__Material for this task__.

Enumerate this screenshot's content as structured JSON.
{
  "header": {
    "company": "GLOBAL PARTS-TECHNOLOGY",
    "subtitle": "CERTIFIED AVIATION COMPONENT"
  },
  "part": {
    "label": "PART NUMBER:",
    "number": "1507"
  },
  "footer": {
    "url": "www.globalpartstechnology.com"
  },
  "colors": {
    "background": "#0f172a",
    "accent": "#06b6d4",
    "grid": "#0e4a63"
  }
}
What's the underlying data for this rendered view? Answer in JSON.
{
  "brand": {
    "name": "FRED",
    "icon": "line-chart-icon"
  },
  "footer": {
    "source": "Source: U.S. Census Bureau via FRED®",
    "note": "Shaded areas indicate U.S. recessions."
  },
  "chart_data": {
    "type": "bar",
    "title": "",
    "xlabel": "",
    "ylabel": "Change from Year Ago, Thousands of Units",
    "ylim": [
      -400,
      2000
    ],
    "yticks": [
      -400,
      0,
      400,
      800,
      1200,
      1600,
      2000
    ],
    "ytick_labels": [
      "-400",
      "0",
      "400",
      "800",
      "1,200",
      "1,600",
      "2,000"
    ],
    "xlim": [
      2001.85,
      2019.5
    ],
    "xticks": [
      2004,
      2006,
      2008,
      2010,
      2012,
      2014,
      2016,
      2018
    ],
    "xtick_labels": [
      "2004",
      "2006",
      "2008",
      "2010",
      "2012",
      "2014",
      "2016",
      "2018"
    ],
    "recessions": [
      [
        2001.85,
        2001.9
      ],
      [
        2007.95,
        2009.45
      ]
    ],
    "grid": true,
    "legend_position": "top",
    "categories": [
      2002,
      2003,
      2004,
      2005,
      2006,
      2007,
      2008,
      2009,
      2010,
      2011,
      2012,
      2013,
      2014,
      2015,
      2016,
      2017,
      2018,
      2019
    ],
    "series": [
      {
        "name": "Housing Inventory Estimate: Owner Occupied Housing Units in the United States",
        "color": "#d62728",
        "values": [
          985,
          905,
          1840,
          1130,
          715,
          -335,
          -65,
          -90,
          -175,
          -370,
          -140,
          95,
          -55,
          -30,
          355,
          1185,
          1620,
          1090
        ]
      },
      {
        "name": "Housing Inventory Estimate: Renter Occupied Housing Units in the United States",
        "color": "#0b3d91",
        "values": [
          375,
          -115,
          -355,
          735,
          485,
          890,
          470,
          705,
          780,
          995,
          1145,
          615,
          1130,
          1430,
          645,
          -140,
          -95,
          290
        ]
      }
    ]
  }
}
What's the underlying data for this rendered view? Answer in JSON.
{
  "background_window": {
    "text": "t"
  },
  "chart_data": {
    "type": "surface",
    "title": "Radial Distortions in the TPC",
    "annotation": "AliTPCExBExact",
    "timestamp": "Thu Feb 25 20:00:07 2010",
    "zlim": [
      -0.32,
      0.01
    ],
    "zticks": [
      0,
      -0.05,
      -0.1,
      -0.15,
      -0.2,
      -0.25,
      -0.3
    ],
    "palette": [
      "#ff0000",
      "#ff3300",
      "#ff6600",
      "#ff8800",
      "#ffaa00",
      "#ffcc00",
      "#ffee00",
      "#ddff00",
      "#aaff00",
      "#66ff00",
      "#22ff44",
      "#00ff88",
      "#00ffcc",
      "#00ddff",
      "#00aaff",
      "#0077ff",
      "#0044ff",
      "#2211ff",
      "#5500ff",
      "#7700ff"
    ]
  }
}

__Task prompt__. Write down every line of the data exactly as it appears above.

__Answer to this task__.
Enumerate this screenshot's content as structured JSON.
{
  "header": {
    "company": "GLOBAL PARTS-TECHNOLOGY",
    "subtitle": "CERTIFIED AVIATION COMPONENT"
  },
  "part": {
    "label": "PART NUMBER:",
    "number": "1507"
  },
  "footer": {
    "url": "www.globalpartstechnology.com"
  },
  "colors": {
    "background": "#0f172a",
    "accent": "#06b6d4",
    "grid": "#0e4a63"
  }
}
What's the underlying data for this rendered view? Answer in JSON.
{
  "brand": {
    "name": "FRED",
    "icon": "line-chart-icon"
  },
  "footer": {
    "source": "Source: U.S. Census Bureau via FRED®",
    "note": "Shaded areas indicate U.S. recessions."
  },
  "chart_data": {
    "type": "bar",
    "title": "",
    "xlabel": "",
    "ylabel": "Change from Year Ago, Thousands of Units",
    "ylim": [
      -400,
      2000
    ],
    "yticks": [
      -400,
      0,
      400,
      800,
      1200,
      1600,
      2000
    ],
    "ytick_labels": [
      "-400",
      "0",
      "400",
      "800",
      "1,200",
      "1,600",
      "2,000"
    ],
    "xlim": [
      2001.85,
      2019.5
    ],
    "xticks": [
      2004,
      2006,
      2008,
      2010,
      2012,
      2014,
      2016,
      2018
    ],
    "xtick_labels": [
      "2004",
      "2006",
      "2008",
      "2010",
      "2012",
      "2014",
      "2016",
      "2018"
    ],
    "recessions": [
      [
        2001.85,
        2001.9
      ],
      [
        2007.95,
        2009.45
      ]
    ],
    "grid": true,
    "legend_position": "top",
    "categories": [
      2002,
      2003,
      2004,
      2005,
      2006,
      2007,
      2008,
      2009,
      2010,
      2011,
      2012,
      2013,
      2014,
      2015,
      2016,
      2017,
      2018,
      2019
    ],
    "series": [
      {
        "name": "Housing Inventory Estimate: Owner Occupied Housing Units in the United States",
        "color": "#d62728",
        "values": [
          985,
          905,
          1840,
          1130,
          715,
          -335,
          -65,
          -90,
          -175,
          -370,
          -140,
          95,
          -55,
          -30,
          355,
          1185,
          1620,
          1090
        ]
      },
      {
        "name": "Housing Inventory Estimate: Renter Occupied Housing Units in the United States",
        "color": "#0b3d91",
        "values": [
          375,
          -115,
          -355,
          735,
          485,
          890,
          470,
          705,
          780,
          995,
          1145,
          615,
          1130,
          1430,
          645,
          -140,
          -95,
          290
        ]
      }
    ]
  }
}
What's the underlying data for this rendered view? Answer in JSON.
{
  "background_window": {
    "text": "t"
  },
  "chart_data": {
    "type": "surface",
    "title": "Radial Distortions in the TPC",
    "annotation": "AliTPCExBExact",
    "timestamp": "Thu Feb 25 20:00:07 2010",
    "zlim": [
      -0.32,
      0.01
    ],
    "zticks": [
      0,
      -0.05,
      -0.1,
      -0.15,
      -0.2,
      -0.25,
      -0.3
    ],
    "palette": [
      "#ff0000",
      "#ff3300",
      "#ff6600",
      "#ff8800",
      "#ffaa00",
      "#ffcc00",
      "#ffee00",
      "#ddff00",
      "#aaff00",
      "#66ff00",
      "#22ff44",
      "#00ff88",
      "#00ffcc",
      "#00ddff",
      "#00aaff",
      "#0077ff",
      "#0044ff",
      "#2211ff",
      "#5500ff",
      "#7700ff"
    ]
  }
}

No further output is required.